### Task instructions
Your task is to copy each line that has the word "rank".

### Records from a data collection
────────────────────────────────────────

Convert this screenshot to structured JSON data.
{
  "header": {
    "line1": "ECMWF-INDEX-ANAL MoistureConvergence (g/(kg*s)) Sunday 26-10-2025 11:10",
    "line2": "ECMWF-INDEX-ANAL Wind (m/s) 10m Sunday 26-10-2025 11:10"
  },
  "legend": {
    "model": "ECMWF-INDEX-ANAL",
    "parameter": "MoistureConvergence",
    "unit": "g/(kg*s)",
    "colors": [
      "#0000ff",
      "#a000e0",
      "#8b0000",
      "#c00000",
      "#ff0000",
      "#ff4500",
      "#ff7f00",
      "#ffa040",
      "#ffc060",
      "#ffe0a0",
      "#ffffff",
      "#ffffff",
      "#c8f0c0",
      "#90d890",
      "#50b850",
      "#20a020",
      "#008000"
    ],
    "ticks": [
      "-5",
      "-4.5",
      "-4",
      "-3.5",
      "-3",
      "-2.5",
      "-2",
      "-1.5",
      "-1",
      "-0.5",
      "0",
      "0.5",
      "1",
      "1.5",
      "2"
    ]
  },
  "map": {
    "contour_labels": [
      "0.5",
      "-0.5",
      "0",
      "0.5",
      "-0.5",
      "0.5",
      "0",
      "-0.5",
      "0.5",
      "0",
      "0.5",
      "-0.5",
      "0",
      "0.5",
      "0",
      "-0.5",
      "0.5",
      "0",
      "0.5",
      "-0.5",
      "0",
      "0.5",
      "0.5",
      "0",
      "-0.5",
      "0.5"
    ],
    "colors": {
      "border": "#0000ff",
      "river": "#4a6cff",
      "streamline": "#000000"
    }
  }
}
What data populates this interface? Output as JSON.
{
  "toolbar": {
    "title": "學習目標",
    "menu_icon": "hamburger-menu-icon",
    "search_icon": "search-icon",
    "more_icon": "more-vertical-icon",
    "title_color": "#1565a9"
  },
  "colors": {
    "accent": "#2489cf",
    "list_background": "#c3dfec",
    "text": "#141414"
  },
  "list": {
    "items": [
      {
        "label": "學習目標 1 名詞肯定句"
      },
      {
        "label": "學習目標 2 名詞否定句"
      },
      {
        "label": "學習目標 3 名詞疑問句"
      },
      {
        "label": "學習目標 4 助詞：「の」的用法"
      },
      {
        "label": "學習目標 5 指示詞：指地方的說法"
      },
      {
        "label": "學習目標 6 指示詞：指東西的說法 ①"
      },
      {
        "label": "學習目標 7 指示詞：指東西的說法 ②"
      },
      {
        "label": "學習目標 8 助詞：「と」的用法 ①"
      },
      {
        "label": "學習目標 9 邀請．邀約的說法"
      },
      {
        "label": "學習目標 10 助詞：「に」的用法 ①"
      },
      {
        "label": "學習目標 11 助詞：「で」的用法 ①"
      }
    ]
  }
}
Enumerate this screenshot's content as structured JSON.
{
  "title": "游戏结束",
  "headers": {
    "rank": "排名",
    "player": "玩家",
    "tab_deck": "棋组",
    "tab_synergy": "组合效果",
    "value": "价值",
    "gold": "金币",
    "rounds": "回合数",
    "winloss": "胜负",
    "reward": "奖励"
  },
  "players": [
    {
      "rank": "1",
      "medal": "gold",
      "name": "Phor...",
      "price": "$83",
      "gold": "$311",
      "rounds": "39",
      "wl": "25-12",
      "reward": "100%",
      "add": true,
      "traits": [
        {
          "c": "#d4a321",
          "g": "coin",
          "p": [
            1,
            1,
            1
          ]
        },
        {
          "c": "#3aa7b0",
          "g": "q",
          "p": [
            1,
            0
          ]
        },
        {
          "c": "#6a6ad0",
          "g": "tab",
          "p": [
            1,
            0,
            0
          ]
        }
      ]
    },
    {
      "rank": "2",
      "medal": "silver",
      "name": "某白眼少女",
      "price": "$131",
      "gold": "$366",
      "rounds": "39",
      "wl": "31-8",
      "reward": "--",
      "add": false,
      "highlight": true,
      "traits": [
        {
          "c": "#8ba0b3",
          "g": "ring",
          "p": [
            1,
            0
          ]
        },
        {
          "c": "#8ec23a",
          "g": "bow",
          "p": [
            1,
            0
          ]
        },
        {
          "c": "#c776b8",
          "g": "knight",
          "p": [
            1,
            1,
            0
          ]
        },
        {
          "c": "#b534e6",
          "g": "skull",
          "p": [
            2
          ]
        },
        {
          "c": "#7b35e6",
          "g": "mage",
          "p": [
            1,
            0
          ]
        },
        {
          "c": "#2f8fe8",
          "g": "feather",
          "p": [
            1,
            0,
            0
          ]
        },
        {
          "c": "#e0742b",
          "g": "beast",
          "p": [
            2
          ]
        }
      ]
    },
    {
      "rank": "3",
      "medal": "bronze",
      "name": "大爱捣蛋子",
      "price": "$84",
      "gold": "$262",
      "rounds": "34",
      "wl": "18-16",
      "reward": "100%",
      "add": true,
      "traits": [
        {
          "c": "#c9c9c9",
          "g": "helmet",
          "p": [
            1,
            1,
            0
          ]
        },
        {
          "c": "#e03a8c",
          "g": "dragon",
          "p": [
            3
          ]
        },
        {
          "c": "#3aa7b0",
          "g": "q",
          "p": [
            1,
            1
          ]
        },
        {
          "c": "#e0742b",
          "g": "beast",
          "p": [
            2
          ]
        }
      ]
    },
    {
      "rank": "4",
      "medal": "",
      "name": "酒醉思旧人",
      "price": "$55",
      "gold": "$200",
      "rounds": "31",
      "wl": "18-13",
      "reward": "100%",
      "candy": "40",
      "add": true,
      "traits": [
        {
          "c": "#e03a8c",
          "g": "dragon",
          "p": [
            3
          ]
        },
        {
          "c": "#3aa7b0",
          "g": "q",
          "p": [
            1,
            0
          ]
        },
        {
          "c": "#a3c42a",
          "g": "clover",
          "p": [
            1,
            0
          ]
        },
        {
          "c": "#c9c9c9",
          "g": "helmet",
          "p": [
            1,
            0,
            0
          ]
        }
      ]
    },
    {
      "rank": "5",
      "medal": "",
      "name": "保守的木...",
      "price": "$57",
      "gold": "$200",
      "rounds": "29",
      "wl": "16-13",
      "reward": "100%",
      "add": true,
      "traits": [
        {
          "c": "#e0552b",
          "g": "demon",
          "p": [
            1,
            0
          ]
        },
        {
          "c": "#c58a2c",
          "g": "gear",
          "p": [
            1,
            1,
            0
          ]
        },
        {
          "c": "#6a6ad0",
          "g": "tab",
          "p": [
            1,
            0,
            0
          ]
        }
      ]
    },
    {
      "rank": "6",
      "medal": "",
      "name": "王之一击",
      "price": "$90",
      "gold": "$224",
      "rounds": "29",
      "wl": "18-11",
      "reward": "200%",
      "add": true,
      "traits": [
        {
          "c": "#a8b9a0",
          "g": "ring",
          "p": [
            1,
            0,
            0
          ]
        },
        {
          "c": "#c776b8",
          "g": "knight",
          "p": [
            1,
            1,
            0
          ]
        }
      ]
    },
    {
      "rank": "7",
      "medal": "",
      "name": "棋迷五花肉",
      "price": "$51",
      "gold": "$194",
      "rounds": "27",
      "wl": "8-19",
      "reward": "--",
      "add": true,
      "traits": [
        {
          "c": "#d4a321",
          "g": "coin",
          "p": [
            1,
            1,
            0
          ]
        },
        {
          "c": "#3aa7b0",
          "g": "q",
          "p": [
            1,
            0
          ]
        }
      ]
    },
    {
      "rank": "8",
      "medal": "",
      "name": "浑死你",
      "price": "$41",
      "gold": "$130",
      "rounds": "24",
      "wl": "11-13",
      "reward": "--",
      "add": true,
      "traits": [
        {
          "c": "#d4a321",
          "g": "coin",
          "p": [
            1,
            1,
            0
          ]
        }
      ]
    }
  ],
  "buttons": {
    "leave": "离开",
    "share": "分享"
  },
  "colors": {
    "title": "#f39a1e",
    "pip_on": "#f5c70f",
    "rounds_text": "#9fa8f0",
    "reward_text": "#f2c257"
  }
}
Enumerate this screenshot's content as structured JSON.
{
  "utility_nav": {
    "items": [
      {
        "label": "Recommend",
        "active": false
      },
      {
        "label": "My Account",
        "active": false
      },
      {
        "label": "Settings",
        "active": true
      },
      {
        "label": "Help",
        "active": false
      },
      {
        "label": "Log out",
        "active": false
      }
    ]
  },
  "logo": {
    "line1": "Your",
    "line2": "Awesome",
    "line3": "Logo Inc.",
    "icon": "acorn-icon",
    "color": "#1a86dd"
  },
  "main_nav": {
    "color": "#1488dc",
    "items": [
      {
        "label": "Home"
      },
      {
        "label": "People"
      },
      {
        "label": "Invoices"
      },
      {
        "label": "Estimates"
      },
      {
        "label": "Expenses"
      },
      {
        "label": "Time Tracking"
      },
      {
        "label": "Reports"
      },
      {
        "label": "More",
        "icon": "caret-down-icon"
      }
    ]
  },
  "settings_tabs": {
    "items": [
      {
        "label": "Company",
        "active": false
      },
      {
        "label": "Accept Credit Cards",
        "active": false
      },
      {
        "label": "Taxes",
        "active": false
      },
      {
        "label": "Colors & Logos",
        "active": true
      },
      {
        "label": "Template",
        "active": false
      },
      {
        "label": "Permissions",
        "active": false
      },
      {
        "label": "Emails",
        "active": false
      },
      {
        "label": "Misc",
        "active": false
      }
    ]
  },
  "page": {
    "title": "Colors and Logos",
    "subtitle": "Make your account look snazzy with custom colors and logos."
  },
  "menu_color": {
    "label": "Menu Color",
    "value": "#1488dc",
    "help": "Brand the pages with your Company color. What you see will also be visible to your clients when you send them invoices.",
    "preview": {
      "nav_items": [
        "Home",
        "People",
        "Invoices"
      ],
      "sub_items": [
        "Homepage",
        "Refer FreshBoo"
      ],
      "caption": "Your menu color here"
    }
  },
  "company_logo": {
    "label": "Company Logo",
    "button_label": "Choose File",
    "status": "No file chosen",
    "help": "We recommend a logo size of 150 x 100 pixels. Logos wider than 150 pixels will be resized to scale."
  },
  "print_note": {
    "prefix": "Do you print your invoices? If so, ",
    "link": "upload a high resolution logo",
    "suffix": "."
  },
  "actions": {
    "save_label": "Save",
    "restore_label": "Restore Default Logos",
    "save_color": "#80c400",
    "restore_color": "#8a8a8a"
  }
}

────────────────────────────────────────

### Worked answer
    "rank": "排名",
      "rank": "1",
      "rank": "2",
      "rank": "3",
      "rank": "4",
      "rank": "5",
      "rank": "6",
      "rank": "7",
      "rank": "8",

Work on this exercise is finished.